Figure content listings

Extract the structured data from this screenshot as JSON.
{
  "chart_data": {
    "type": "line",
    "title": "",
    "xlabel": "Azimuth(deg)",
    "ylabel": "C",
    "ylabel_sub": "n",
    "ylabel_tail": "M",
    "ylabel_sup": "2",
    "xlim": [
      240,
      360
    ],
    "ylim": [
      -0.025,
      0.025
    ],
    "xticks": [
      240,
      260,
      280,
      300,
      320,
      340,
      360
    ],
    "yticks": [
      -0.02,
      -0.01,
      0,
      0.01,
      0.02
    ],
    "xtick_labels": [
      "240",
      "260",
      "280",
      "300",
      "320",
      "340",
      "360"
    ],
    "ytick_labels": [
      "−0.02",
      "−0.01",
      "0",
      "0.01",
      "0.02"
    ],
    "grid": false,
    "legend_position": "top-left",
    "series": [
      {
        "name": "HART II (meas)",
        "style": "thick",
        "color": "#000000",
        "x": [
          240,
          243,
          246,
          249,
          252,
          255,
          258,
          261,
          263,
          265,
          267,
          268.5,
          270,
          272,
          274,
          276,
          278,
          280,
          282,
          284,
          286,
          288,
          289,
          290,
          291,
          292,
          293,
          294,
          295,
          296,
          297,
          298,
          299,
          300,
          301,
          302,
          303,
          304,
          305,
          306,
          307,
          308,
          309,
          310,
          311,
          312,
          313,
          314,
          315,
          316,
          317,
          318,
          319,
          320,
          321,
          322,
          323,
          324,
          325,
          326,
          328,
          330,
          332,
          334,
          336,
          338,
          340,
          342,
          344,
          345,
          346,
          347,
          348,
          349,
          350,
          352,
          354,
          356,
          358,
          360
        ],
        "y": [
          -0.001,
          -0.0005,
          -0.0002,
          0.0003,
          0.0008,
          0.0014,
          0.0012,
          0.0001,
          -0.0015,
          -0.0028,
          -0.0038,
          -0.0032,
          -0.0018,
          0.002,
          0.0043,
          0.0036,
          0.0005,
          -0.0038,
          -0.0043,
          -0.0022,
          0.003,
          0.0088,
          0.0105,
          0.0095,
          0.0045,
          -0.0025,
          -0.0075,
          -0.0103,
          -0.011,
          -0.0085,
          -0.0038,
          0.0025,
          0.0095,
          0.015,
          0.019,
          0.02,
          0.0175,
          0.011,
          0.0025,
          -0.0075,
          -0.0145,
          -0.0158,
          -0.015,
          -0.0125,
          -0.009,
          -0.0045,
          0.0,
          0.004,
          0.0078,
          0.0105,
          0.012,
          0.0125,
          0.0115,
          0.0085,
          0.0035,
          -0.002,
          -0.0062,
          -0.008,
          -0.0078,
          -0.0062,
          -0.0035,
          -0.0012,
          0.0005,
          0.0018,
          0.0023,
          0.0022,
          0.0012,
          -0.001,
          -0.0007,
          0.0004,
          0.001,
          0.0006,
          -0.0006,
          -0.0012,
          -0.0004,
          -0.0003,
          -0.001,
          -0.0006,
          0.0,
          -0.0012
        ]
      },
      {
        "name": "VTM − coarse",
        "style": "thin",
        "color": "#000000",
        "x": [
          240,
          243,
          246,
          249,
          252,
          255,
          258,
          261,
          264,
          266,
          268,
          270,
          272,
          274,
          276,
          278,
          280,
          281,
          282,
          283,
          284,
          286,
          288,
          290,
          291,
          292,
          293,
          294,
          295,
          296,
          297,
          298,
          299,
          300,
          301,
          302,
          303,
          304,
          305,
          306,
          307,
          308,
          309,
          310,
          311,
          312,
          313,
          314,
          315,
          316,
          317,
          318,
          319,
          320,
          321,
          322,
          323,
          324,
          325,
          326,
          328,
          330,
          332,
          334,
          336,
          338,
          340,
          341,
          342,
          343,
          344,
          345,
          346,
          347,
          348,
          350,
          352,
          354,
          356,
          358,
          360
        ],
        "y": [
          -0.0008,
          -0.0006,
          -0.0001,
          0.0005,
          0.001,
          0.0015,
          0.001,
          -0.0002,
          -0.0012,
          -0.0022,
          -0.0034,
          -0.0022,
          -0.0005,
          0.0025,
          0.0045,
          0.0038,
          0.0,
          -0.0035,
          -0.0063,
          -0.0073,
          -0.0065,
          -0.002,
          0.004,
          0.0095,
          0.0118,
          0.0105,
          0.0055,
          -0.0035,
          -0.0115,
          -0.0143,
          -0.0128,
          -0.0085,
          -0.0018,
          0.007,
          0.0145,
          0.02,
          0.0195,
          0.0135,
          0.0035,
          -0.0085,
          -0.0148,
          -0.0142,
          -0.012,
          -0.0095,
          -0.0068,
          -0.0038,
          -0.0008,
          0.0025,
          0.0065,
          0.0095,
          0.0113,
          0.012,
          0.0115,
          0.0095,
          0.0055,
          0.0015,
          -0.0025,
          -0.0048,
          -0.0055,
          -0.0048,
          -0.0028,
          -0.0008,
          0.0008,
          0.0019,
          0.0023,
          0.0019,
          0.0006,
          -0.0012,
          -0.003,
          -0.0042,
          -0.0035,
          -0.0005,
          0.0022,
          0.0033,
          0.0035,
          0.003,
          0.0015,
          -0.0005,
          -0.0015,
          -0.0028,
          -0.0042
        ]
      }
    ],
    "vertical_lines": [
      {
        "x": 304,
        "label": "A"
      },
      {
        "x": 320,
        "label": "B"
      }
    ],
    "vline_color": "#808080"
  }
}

◆ The problem ◆
Extract, word for word, each line of the listing above.

◆ Solution to this problem ◆
Extract the structured data from this screenshot as JSON.
{
  "chart_data": {
    "type": "line",
    "title": "",
    "xlabel": "Azimuth(deg)",
    "ylabel": "C",
    "ylabel_sub": "n",
    "ylabel_tail": "M",
    "ylabel_sup": "2",
    "xlim": [
      240,
      360
    ],
    "ylim": [
      -0.025,
      0.025
    ],
    "xticks": [
      240,
      260,
      280,
      300,
      320,
      340,
      360
    ],
    "yticks": [
      -0.02,
      -0.01,
      0,
      0.01,
      0.02
    ],
    "xtick_labels": [
      "240",
      "260",
      "280",
      "300",
      "320",
      "340",
      "360"
    ],
    "ytick_labels": [
      "−0.02",
      "−0.01",
      "0",
      "0.01",
      "0.02"
    ],
    "grid": false,
    "legend_position": "top-left",
    "series": [
      {
        "name": "HART II (meas)",
        "style": "thick",
        "color": "#000000",
        "x": [
          240,
          243,
          246,
          249,
          252,
          255,
          258,
          261,
          263,
          265,
          267,
          268.5,
          270,
          272,
          274,
          276,
          278,
          280,
          282,
          284,
          286,
          288,
          289,
          290,
          291,
          292,
          293,
          294,
          295,
          296,
          297,
          298,
          299,
          300,
          301,
          302,
          303,
          304,
          305,
          306,
          307,
          308,
          309,
          310,
          311,
          312,
          313,
          314,
          315,
          316,
          317,
          318,
          319,
          320,
          321,
          322,
          323,
          324,
          325,
          326,
          328,
          330,
          332,
          334,
          336,
          338,
          340,
          342,
          344,
          345,
          346,
          347,
          348,
          349,
          350,
          352,
          354,
          356,
          358,
          360
        ],
        "y": [
          -0.001,
          -0.0005,
          -0.0002,
          0.0003,
          0.0008,
          0.0014,
          0.0012,
          0.0001,
          -0.0015,
          -0.0028,
          -0.0038,
          -0.0032,
          -0.0018,
          0.002,
          0.0043,
          0.0036,
          0.0005,
          -0.0038,
          -0.0043,
          -0.0022,
          0.003,
          0.0088,
          0.0105,
          0.0095,
          0.0045,
          -0.0025,
          -0.0075,
          -0.0103,
          -0.011,
          -0.0085,
          -0.0038,
          0.0025,
          0.0095,
          0.015,
          0.019,
          0.02,
          0.0175,
          0.011,
          0.0025,
          -0.0075,
          -0.0145,
          -0.0158,
          -0.015,
          -0.0125,
          -0.009,
          -0.0045,
          0.0,
          0.004,
          0.0078,
          0.0105,
          0.012,
          0.0125,
          0.0115,
          0.0085,
          0.0035,
          -0.002,
          -0.0062,
          -0.008,
          -0.0078,
          -0.0062,
          -0.0035,
          -0.0012,
          0.0005,
          0.0018,
          0.0023,
          0.0022,
          0.0012,
          -0.001,
          -0.0007,
          0.0004,
          0.001,
          0.0006,
          -0.0006,
          -0.0012,
          -0.0004,
          -0.0003,
          -0.001,
          -0.0006,
          0.0,
          -0.0012
        ]
      },
      {
        "name": "VTM − coarse",
        "style": "thin",
        "color": "#000000",
        "x": [
          240,
          243,
          246,
          249,
          252,
          255,
          258,
          261,
          264,
          266,
          268,
          270,
          272,
          274,
          276,
          278,
          280,
          281,
          282,
          283,
          284,
          286,
          288,
          290,
          291,
          292,
          293,
          294,
          295,
          296,
          297,
          298,
          299,
          300,
          301,
          302,
          303,
          304,
          305,
          306,
          307,
          308,
          309,
          310,
          311,
          312,
          313,
          314,
          315,
          316,
          317,
          318,
          319,
          320,
          321,
          322,
          323,
          324,
          325,
          326,
          328,
          330,
          332,
          334,
          336,
          338,
          340,
          341,
          342,
          343,
          344,
          345,
          346,
          347,
          348,
          350,
          352,
          354,
          356,
          358,
          360
        ],
        "y": [
          -0.0008,
          -0.0006,
          -0.0001,
          0.0005,
          0.001,
          0.0015,
          0.001,
          -0.0002,
          -0.0012,
          -0.0022,
          -0.0034,
          -0.0022,
          -0.0005,
          0.0025,
          0.0045,
          0.0038,
          0.0,
          -0.0035,
          -0.0063,
          -0.0073,
          -0.0065,
          -0.002,
          0.004,
          0.0095,
          0.0118,
          0.0105,
          0.0055,
          -0.0035,
          -0.0115,
          -0.0143,
          -0.0128,
          -0.0085,
          -0.0018,
          0.007,
          0.0145,
          0.02,
          0.0195,
          0.0135,
          0.0035,
          -0.0085,
          -0.0148,
          -0.0142,
          -0.012,
          -0.0095,
          -0.0068,
          -0.0038,
          -0.0008,
          0.0025,
          0.0065,
          0.0095,
          0.0113,
          0.012,
          0.0115,
          0.0095,
          0.0055,
          0.0015,
          -0.0025,
          -0.0048,
          -0.0055,
          -0.0048,
          -0.0028,
          -0.0008,
          0.0008,
          0.0019,
          0.0023,
          0.0019,
          0.0006,
          -0.0012,
          -0.003,
          -0.0042,
          -0.0035,
          -0.0005,
          0.0022,
          0.0033,
          0.0035,
          0.003,
          0.0015,
          -0.0005,
          -0.0015,
          -0.0028,
          -0.0042
        ]
      }
    ],
    "vertical_lines": [
      {
        "x": 304,
        "label": "A"
      },
      {
        "x": 320,
        "label": "B"
      }
    ],
    "vline_color": "#808080"
  }
}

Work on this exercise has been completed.